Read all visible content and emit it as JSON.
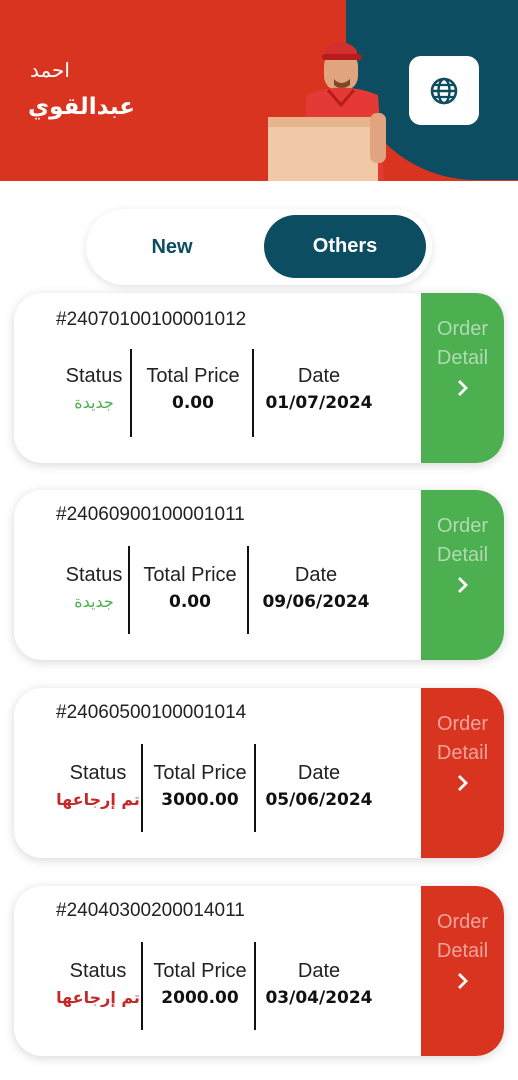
{
  "colors": {
    "header_red": "#d9341f",
    "teal": "#0c4d61",
    "green": "#4caf50",
    "red_btn": "#d9341f",
    "status_green": "#4caf50",
    "status_red": "#c62828"
  },
  "header": {
    "user_first": "احمد",
    "user_last": "عبدالقوي",
    "language_icon": "globe-icon"
  },
  "tabs": {
    "new_label": "New",
    "others_label": "Others",
    "active": "Others"
  },
  "orders": [
    {
      "number": "#24070100100001012",
      "status_label": "Status",
      "status": "جديدة",
      "status_kind": "new",
      "price_label": "Total Price",
      "price": "0.00",
      "date_label": "Date",
      "date": "01/07/2024",
      "detail_line1": "Order",
      "detail_line2": "Detail"
    },
    {
      "number": "#24060900100001011",
      "status_label": "Status",
      "status": "جديدة",
      "status_kind": "new",
      "price_label": "Total Price",
      "price": "0.00",
      "date_label": "Date",
      "date": "09/06/2024",
      "detail_line1": "Order",
      "detail_line2": "Detail"
    },
    {
      "number": "#24060500100001014",
      "status_label": "Status",
      "status": "تم إرجاعها",
      "status_kind": "returned",
      "price_label": "Total Price",
      "price": "3000.00",
      "date_label": "Date",
      "date": "05/06/2024",
      "detail_line1": "Order",
      "detail_line2": "Detail"
    },
    {
      "number": "#24040300200014011",
      "status_label": "Status",
      "status": "تم إرجاعها",
      "status_kind": "returned",
      "price_label": "Total Price",
      "price": "2000.00",
      "date_label": "Date",
      "date": "03/04/2024",
      "detail_line1": "Order",
      "detail_line2": "Detail"
    }
  ]
}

********************

• [Aim]: Repeat each entry exactly as given; no pictures belong in the copy.

• [Response for this exercise]:
Read all visible content and emit it as JSON.
{
  "colors": {
    "header_red": "#d9341f",
    "teal": "#0c4d61",
    "green": "#4caf50",
    "red_btn": "#d9341f",
    "status_green": "#4caf50",
    "status_red": "#c62828"
  },
  "header": {
    "user_first": "احمد",
    "user_last": "عبدالقوي",
    "language_icon": "globe-icon"
  },
  "tabs": {
    "new_label": "New",
    "others_label": "Others",
    "active": "Others"
  },
  "orders": [
    {
      "number": "#24070100100001012",
      "status_label": "Status",
      "status": "جديدة",
      "status_kind": "new",
      "price_label": "Total Price",
      "price": "0.00",
      "date_label": "Date",
      "date": "01/07/2024",
      "detail_line1": "Order",
      "detail_line2": "Detail"
    },
    {
      "number": "#24060900100001011",
      "status_label": "Status",
      "status": "جديدة",
      "status_kind": "new",
      "price_label": "Total Price",
      "price": "0.00",
      "date_label": "Date",
      "date": "09/06/2024",
      "detail_line1": "Order",
      "detail_line2": "Detail"
    },
    {
      "number": "#24060500100001014",
      "status_label": "Status",
      "status": "تم إرجاعها",
      "status_kind": "returned",
      "price_label": "Total Price",
      "price": "3000.00",
      "date_label": "Date",
      "date": "05/06/2024",
      "detail_line1": "Order",
      "detail_line2": "Detail"
    },
    {
      "number": "#24040300200014011",
      "status_label": "Status",
      "status": "تم إرجاعها",
      "status_kind": "returned",
      "price_label": "Total Price",
      "price": "2000.00",
      "date_label": "Date",
      "date": "03/04/2024",
      "detail_line1": "Order",
      "detail_line2": "Detail"
    }
  ]
}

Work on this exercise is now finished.